## The input
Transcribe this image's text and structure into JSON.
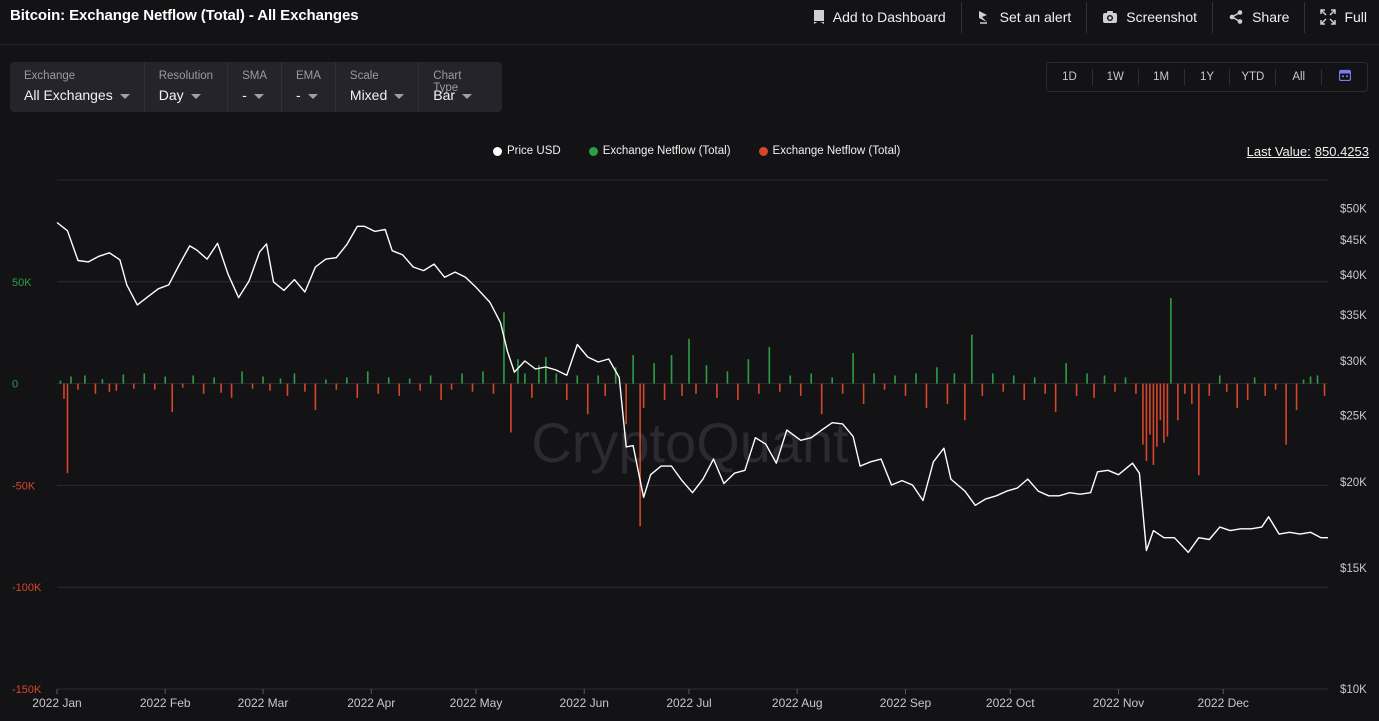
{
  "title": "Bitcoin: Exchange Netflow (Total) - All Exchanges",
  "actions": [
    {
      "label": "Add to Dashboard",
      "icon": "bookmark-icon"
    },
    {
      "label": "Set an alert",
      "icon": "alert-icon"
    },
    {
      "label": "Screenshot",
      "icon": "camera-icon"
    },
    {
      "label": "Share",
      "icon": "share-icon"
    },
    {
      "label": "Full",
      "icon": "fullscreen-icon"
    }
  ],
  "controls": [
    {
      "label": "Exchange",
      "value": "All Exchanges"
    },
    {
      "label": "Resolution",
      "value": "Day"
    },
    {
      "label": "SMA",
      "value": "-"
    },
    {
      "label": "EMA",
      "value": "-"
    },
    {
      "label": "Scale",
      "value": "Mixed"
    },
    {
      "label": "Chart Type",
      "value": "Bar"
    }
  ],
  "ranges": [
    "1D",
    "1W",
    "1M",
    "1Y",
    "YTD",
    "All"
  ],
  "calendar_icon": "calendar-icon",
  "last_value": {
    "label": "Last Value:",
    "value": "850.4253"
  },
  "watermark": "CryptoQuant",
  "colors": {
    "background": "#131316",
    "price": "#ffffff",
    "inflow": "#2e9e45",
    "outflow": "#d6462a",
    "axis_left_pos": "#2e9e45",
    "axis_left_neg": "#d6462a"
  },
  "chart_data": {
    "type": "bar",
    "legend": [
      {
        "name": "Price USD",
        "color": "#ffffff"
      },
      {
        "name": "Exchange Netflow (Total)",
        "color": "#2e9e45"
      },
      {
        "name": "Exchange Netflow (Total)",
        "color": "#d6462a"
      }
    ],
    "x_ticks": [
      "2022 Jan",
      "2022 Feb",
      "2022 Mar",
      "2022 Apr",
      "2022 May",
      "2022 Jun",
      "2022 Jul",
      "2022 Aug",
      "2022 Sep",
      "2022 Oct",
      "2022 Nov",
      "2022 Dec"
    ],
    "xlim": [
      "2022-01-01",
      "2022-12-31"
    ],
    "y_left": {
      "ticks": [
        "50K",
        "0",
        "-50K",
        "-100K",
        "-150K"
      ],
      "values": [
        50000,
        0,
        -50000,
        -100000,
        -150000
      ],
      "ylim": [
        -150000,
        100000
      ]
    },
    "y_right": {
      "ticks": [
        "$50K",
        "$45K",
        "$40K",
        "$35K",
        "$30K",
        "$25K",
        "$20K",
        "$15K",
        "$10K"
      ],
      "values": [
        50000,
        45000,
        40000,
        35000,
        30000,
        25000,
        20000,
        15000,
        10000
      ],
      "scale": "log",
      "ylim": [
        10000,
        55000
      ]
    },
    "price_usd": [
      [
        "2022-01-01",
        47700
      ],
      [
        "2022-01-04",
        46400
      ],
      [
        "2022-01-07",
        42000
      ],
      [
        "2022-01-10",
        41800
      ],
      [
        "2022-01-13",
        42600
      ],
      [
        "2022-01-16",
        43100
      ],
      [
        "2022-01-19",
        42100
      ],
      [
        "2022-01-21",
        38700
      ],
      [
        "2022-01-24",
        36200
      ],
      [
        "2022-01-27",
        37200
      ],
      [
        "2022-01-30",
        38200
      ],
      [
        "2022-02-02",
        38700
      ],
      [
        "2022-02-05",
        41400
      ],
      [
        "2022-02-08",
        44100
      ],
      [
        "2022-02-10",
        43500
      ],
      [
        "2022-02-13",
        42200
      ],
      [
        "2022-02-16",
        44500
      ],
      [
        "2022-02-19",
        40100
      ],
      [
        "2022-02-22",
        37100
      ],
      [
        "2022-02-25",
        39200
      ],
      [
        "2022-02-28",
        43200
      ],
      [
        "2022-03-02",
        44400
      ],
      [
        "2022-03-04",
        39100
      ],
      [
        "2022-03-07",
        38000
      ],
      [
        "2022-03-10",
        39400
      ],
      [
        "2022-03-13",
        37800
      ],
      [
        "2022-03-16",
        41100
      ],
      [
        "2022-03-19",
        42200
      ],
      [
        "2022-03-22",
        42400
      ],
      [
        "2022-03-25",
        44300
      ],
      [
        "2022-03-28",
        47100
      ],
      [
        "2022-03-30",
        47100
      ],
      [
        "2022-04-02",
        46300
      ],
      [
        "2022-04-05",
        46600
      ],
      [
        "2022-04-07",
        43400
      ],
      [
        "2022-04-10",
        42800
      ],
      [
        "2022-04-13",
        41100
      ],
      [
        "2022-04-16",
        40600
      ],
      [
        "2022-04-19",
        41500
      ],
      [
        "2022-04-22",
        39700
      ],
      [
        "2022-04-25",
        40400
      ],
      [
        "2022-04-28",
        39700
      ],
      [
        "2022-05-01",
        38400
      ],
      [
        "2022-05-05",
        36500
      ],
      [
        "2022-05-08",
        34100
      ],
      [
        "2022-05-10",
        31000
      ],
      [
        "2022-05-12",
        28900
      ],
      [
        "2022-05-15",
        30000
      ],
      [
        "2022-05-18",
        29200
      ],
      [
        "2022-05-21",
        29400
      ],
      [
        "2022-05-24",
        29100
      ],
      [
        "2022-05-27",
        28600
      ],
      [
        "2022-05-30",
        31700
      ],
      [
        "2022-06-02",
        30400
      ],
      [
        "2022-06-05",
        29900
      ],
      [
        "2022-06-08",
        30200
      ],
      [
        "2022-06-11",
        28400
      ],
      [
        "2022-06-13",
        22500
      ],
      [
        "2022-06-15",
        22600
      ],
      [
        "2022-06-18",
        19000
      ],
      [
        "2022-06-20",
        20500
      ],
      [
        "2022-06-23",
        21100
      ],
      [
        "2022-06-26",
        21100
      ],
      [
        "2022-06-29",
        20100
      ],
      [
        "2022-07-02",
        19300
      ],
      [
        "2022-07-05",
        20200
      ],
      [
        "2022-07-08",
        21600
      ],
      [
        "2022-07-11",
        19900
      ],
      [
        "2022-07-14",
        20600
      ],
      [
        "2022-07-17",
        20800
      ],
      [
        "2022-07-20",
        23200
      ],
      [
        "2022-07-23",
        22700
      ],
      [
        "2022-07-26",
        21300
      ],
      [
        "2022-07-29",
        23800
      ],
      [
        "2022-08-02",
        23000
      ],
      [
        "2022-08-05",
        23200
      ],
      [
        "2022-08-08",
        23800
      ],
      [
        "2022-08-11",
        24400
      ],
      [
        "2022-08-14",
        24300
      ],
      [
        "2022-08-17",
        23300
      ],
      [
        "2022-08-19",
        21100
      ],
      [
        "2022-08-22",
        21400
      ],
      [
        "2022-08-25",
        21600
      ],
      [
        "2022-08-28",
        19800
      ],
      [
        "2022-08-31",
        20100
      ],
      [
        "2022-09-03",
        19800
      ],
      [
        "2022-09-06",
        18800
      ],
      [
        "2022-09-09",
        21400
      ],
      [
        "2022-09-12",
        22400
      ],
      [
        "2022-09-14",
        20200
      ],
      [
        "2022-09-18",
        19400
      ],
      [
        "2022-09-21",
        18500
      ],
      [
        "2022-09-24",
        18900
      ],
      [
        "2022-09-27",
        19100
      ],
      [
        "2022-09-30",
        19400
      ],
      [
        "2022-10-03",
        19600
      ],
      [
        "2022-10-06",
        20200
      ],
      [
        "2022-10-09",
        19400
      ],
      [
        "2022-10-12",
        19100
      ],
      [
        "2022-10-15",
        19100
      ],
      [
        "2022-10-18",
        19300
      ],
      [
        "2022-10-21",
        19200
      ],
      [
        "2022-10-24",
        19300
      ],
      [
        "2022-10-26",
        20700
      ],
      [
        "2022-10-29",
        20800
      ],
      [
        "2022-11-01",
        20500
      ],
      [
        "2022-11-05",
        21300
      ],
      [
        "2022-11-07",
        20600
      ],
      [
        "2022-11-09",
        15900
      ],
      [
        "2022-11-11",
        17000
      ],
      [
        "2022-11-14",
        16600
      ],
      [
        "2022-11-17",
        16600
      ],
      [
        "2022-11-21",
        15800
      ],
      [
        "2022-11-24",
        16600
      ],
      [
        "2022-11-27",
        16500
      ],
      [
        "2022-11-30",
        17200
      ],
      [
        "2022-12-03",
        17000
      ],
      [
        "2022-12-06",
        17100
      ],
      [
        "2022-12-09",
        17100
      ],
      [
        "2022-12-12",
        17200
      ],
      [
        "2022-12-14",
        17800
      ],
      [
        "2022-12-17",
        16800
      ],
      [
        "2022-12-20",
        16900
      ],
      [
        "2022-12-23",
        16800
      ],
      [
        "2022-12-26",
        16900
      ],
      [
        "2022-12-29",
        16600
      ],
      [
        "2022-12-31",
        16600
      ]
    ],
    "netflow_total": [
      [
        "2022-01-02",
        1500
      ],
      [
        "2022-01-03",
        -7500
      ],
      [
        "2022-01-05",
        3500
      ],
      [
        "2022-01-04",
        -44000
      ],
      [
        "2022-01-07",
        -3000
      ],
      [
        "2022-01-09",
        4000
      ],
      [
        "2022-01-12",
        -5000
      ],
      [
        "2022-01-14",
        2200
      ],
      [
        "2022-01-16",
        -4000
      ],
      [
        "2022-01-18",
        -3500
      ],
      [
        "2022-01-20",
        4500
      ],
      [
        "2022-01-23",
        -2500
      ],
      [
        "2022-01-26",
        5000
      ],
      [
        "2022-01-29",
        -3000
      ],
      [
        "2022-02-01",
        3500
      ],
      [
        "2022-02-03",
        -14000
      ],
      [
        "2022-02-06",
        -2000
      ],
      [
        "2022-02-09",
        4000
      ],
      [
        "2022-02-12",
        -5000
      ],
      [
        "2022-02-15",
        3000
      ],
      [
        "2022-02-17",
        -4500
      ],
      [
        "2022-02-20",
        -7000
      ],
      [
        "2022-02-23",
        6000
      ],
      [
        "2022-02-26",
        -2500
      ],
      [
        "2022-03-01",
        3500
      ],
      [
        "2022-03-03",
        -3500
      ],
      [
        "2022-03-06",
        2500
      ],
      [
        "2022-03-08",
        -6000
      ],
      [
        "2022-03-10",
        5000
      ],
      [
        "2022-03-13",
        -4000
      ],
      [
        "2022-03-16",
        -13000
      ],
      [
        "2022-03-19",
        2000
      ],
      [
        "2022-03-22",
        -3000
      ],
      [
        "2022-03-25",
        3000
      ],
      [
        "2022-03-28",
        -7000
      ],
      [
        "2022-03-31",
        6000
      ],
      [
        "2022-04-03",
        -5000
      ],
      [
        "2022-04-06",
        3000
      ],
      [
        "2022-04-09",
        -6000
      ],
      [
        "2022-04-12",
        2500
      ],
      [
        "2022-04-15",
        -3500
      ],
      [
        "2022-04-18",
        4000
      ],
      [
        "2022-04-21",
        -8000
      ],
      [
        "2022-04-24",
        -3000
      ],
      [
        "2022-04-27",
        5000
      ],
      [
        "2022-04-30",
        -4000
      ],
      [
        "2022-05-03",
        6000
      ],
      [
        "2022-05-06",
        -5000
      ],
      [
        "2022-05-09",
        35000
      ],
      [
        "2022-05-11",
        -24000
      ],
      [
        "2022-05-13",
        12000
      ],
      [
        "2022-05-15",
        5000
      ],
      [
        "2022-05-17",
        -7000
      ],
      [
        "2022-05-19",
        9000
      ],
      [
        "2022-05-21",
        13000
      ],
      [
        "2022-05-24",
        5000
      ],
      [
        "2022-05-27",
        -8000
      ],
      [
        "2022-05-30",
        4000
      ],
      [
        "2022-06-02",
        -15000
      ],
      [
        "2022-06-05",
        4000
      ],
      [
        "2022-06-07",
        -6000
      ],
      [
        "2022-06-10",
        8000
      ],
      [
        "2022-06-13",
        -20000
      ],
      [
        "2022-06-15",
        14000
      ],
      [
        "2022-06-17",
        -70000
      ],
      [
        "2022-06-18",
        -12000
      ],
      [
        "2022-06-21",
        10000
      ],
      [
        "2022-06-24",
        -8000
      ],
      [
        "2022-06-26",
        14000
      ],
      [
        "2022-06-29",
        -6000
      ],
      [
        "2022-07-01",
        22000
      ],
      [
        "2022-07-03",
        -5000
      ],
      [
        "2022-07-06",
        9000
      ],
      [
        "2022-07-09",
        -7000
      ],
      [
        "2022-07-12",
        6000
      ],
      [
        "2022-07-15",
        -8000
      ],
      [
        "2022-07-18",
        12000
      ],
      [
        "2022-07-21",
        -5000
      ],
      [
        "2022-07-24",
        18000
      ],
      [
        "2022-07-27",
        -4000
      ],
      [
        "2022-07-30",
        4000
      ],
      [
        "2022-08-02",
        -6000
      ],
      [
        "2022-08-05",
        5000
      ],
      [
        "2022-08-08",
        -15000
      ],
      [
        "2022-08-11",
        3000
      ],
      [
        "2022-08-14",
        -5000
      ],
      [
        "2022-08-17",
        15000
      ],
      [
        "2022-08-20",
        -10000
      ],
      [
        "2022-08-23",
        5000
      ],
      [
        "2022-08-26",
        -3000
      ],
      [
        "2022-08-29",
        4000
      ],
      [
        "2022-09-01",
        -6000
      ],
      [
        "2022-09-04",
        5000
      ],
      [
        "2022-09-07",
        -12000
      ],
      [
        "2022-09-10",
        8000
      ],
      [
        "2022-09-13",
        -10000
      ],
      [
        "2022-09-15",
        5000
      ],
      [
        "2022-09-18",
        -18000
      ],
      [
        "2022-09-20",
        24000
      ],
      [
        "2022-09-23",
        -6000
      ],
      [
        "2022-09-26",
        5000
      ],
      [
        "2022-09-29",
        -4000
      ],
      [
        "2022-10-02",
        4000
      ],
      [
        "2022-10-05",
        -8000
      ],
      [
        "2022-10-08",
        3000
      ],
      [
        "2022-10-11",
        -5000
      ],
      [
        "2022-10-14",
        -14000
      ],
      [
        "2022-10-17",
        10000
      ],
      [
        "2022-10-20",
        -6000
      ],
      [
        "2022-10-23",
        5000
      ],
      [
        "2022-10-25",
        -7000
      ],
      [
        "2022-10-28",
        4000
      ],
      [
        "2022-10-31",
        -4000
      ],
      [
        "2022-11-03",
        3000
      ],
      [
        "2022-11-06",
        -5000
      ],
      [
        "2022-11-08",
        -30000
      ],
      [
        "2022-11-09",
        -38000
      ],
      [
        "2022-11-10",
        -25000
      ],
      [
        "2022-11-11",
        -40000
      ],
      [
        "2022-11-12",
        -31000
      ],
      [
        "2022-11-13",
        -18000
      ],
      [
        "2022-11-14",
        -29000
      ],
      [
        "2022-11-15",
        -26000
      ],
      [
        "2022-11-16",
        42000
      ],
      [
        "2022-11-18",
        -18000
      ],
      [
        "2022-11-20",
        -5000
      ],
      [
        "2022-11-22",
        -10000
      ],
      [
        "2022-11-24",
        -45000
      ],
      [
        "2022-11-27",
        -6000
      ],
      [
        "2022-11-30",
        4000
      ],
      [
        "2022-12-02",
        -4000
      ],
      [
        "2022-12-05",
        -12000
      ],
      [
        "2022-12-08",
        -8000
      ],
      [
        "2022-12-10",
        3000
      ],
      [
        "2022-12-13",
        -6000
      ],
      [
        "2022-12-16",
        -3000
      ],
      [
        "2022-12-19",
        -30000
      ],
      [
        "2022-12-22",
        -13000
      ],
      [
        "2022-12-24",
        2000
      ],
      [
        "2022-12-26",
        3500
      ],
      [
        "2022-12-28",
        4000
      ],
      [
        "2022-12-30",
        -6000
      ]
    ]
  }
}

## Stated task
Find the lines holding "Exchanges" and list every one.

## Solution to this problem
  "title": "Bitcoin: Exchange Netflow (Total) - All Exchanges",
      "value": "All Exchanges"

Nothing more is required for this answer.